++++ DATA TO USE ++++

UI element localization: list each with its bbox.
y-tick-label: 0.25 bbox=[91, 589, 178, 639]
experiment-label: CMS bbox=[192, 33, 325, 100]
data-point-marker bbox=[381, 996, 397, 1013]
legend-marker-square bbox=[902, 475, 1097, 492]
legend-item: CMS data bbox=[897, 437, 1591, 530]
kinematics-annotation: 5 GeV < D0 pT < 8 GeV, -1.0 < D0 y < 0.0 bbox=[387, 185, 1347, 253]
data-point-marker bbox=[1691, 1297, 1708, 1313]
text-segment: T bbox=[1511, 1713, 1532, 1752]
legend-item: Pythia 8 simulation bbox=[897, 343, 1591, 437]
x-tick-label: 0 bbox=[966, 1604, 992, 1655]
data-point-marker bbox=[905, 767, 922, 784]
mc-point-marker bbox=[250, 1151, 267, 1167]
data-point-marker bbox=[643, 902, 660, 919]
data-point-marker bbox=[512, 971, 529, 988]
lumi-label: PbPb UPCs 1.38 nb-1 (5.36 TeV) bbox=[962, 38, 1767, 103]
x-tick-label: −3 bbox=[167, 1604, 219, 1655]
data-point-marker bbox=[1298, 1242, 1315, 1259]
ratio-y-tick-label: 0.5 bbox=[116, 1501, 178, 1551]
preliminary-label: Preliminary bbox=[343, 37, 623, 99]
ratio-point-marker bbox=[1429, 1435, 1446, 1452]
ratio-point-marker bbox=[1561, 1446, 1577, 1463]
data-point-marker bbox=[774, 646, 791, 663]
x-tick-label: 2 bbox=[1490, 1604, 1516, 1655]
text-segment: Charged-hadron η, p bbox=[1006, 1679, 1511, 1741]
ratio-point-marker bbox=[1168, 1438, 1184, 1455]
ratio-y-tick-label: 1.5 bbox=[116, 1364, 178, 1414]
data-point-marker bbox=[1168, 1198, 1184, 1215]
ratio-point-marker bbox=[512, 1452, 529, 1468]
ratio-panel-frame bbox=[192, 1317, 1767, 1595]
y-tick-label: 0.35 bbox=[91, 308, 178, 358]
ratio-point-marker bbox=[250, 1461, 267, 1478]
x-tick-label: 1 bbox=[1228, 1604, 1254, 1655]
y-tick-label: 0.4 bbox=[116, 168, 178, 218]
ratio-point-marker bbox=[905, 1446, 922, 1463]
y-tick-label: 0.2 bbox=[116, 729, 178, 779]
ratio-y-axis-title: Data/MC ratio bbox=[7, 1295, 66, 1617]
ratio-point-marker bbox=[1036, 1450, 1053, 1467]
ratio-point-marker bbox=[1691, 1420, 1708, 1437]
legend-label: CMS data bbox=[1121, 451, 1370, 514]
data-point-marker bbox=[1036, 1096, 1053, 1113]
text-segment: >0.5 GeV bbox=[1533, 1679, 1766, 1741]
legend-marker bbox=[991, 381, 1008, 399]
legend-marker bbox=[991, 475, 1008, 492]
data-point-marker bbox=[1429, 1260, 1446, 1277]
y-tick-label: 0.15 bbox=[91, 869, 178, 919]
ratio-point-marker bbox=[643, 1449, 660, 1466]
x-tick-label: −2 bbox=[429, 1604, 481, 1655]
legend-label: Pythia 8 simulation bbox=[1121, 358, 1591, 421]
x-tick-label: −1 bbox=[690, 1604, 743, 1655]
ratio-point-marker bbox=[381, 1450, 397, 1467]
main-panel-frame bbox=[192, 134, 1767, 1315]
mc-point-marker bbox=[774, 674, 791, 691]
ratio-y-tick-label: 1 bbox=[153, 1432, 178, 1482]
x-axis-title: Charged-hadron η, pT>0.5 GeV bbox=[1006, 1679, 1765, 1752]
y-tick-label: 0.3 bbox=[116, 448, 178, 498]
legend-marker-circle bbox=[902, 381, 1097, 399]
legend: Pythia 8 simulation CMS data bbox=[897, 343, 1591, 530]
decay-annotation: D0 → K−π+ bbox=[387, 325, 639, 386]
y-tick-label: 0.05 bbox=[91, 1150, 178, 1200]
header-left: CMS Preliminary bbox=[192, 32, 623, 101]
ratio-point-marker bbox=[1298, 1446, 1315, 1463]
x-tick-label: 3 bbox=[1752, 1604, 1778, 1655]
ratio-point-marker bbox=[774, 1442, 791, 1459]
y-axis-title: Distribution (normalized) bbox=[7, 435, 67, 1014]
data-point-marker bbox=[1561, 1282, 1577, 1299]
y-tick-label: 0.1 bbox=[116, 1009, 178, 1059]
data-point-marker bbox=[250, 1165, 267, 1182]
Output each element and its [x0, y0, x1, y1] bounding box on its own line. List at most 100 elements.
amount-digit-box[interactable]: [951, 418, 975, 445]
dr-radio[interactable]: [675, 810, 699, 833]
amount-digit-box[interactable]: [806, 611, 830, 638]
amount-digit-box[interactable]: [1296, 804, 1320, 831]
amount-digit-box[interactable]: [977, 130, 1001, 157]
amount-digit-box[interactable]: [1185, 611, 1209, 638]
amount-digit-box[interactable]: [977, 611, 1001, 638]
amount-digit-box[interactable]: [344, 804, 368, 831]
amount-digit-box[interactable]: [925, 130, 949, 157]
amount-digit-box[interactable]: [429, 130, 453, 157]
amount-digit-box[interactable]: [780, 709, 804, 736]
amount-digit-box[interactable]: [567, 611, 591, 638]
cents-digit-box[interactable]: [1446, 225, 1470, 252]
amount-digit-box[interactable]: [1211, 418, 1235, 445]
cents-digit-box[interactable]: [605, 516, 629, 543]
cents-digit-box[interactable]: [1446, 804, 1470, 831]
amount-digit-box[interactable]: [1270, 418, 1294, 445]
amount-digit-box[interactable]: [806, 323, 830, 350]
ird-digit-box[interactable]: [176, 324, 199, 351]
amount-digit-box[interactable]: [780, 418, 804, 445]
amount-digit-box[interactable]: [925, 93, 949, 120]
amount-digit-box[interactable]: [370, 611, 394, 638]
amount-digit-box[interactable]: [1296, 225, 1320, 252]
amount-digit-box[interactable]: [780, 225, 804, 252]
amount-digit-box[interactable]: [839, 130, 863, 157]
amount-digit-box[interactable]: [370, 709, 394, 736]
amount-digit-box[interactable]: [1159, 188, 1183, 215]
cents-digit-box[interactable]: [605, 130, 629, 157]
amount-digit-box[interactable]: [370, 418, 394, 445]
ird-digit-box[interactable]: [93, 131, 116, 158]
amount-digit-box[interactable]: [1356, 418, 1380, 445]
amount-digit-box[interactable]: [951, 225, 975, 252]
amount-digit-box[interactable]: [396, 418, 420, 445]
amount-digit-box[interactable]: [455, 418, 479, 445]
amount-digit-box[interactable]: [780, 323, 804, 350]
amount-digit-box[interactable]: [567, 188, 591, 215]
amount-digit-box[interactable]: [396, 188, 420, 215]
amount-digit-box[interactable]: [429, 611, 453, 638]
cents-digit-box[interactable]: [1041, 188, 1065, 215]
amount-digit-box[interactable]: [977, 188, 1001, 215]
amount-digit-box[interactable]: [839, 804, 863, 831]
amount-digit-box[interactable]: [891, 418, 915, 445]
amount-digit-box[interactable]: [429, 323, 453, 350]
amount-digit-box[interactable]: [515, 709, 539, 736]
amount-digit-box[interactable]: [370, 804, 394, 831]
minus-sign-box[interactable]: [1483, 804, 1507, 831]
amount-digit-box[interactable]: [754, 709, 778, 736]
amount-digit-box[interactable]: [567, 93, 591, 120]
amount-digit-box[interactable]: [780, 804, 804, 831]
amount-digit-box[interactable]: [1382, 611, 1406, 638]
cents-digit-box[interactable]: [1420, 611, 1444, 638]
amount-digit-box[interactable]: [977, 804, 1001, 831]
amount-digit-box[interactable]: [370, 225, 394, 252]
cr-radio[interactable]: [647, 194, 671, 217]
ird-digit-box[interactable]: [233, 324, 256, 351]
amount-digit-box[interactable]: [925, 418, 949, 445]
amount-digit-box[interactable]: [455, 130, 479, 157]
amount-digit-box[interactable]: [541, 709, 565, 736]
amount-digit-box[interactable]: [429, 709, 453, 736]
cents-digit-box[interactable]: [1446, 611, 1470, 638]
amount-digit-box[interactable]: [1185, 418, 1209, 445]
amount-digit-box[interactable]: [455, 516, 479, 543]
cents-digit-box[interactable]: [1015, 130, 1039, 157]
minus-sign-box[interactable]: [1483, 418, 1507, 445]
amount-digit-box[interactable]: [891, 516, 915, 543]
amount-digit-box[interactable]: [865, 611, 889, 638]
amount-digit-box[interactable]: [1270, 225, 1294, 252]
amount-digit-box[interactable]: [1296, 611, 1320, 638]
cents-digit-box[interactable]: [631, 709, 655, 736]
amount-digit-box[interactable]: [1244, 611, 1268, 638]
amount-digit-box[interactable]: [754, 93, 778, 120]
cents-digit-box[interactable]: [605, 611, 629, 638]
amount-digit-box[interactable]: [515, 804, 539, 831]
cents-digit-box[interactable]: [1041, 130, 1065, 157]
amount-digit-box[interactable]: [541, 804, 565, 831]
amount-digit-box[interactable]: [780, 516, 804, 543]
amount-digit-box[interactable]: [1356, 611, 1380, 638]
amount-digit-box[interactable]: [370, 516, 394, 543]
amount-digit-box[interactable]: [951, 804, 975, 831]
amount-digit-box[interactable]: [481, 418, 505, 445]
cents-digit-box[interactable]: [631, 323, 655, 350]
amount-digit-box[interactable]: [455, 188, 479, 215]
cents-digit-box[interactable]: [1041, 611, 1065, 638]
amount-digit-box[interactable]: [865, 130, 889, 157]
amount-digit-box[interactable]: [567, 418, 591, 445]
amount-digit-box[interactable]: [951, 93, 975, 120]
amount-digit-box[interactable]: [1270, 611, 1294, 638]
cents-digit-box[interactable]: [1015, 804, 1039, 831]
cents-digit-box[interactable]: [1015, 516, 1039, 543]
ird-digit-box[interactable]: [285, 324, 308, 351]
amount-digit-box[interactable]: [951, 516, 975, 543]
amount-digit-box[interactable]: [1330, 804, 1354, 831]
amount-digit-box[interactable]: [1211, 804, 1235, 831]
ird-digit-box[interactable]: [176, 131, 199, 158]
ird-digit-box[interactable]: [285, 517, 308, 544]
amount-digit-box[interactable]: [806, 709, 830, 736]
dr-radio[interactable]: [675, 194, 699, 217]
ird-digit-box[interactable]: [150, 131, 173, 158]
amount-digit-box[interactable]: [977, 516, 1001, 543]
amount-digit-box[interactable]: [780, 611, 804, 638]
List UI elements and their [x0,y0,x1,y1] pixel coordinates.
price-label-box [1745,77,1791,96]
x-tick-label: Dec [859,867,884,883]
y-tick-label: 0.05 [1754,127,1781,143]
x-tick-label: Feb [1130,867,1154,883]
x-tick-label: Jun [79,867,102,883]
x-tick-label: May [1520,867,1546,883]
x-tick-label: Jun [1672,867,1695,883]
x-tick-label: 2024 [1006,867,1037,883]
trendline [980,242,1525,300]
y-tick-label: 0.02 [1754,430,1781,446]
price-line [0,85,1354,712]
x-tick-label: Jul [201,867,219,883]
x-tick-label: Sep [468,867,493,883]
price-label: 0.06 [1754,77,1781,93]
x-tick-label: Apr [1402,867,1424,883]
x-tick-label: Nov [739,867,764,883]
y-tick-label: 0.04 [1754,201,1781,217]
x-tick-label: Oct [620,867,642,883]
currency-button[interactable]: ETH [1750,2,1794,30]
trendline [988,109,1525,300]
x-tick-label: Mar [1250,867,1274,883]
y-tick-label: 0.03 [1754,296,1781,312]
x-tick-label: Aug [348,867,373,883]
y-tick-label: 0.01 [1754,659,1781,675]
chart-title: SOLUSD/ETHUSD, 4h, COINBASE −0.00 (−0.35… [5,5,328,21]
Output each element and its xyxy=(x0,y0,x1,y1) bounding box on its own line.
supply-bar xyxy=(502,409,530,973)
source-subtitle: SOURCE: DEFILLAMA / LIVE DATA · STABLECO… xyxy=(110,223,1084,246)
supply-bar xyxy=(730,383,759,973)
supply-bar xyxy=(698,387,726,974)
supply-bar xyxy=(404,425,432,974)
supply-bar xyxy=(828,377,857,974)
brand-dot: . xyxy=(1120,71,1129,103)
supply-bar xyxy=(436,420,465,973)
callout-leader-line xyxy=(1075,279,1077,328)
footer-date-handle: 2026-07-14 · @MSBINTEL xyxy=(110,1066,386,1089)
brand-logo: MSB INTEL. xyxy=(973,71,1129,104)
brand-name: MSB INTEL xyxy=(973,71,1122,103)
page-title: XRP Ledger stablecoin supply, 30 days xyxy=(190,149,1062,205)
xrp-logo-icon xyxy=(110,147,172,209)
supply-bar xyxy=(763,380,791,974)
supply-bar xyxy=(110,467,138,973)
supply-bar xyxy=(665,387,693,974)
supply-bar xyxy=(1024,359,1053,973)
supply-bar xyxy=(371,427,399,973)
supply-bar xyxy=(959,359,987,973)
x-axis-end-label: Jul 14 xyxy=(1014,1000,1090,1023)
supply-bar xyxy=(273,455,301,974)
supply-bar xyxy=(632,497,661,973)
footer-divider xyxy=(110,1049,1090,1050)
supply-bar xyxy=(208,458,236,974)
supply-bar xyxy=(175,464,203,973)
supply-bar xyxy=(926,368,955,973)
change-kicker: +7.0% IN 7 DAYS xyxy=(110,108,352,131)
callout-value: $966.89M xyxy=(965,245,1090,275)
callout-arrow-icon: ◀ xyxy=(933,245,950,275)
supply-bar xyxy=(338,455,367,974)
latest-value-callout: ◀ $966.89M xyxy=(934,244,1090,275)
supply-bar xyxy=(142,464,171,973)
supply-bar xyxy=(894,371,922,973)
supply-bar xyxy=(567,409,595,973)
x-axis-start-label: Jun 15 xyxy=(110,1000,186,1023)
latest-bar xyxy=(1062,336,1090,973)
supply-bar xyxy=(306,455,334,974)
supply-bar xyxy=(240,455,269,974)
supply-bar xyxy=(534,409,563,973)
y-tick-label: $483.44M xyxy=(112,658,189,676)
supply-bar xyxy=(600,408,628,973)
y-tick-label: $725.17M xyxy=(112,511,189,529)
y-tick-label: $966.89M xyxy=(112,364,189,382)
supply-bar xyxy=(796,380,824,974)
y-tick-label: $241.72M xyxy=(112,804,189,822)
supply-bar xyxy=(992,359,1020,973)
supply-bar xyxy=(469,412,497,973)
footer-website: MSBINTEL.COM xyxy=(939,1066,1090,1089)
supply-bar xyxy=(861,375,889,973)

++++

= TASK PROMPT =
Please rewrite the records from the start through the line with "data-point-marker bbox=[1691, 1297, 1708, 1313]", swapping "kinematics-annotation" for "kinematic-cuts-label" and leaving everything else as it is.

= FINISHED ANSWER =
UI element localization: list each with its bbox.
y-tick-label: 0.25 bbox=[91, 589, 178, 639]
experiment-label: CMS bbox=[192, 33, 325, 100]
data-point-marker bbox=[381, 996, 397, 1013]
legend-marker-square bbox=[902, 475, 1097, 492]
legend-item: CMS data bbox=[897, 437, 1591, 530]
kinematic-cuts-label: 5 GeV < D0 pT < 8 GeV, -1.0 < D0 y < 0.0 bbox=[387, 185, 1347, 253]
data-point-marker bbox=[1691, 1297, 1708, 1313]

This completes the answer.